EXERCISE GOAL. Pick out all lines of the entries that include the word "Редактирование" and copy them.

Excerpt from a dataset:

* * * *

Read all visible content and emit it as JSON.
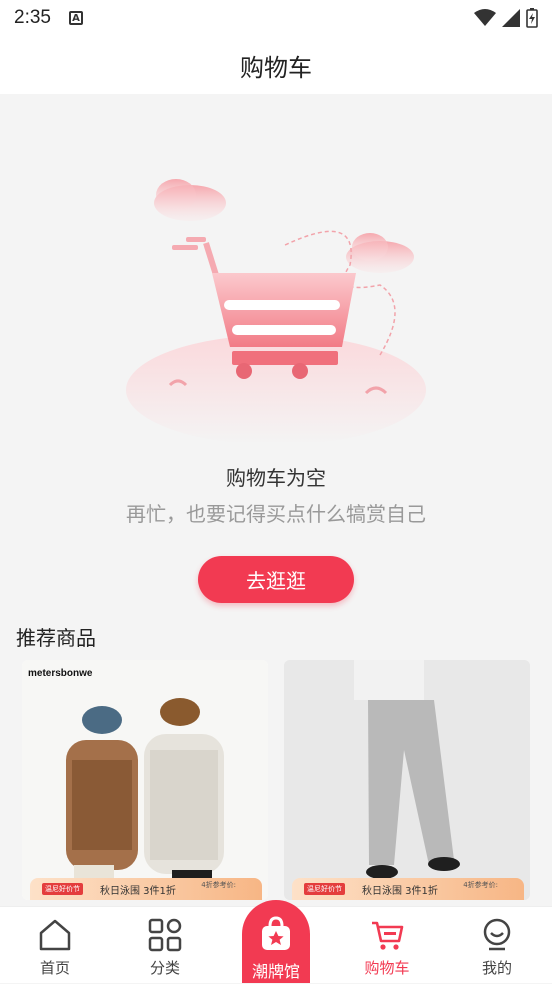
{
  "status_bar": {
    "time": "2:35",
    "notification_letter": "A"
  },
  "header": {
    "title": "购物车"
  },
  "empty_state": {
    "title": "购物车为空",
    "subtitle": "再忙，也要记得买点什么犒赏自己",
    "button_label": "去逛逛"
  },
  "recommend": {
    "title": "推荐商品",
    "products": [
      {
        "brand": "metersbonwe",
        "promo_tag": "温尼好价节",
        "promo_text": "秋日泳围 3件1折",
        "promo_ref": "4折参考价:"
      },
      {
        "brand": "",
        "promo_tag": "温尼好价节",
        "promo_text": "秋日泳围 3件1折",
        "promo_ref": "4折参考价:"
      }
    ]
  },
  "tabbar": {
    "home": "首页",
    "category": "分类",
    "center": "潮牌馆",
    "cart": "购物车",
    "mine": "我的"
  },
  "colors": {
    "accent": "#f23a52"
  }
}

* * * *

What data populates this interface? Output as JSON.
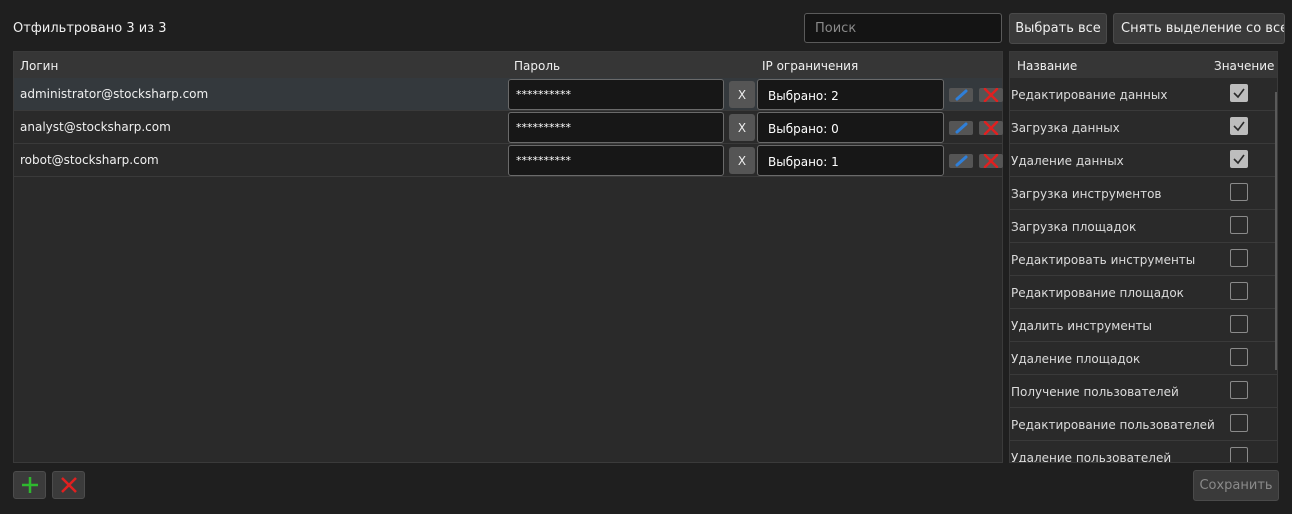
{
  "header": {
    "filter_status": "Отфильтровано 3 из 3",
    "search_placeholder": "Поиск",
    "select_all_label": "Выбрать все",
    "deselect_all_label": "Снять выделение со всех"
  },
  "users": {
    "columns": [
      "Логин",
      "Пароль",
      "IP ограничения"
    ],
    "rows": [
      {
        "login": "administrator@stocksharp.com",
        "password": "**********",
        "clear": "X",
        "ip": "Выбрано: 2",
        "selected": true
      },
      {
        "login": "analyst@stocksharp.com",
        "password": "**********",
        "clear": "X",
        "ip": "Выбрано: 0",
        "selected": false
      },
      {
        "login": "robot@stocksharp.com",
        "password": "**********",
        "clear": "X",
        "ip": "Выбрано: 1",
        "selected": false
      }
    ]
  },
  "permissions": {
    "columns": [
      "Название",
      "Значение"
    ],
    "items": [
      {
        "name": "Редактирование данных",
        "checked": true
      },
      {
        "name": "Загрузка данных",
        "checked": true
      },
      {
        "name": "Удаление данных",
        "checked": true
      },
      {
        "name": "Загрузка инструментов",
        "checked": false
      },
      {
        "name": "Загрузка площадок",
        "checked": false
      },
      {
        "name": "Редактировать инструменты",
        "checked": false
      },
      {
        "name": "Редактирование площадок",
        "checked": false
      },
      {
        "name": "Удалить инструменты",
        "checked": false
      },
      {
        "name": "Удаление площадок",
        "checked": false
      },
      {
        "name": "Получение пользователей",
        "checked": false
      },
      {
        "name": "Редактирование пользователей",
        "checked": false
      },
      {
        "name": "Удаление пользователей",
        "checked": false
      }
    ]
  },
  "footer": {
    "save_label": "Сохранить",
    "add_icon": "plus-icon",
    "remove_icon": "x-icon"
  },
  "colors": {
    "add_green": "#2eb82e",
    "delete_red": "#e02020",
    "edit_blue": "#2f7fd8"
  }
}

* * * *

FINAL RESULT.
        "name": "Редактирование данных",
        "name": "Редактирование площадок",
        "name": "Редактирование пользователей",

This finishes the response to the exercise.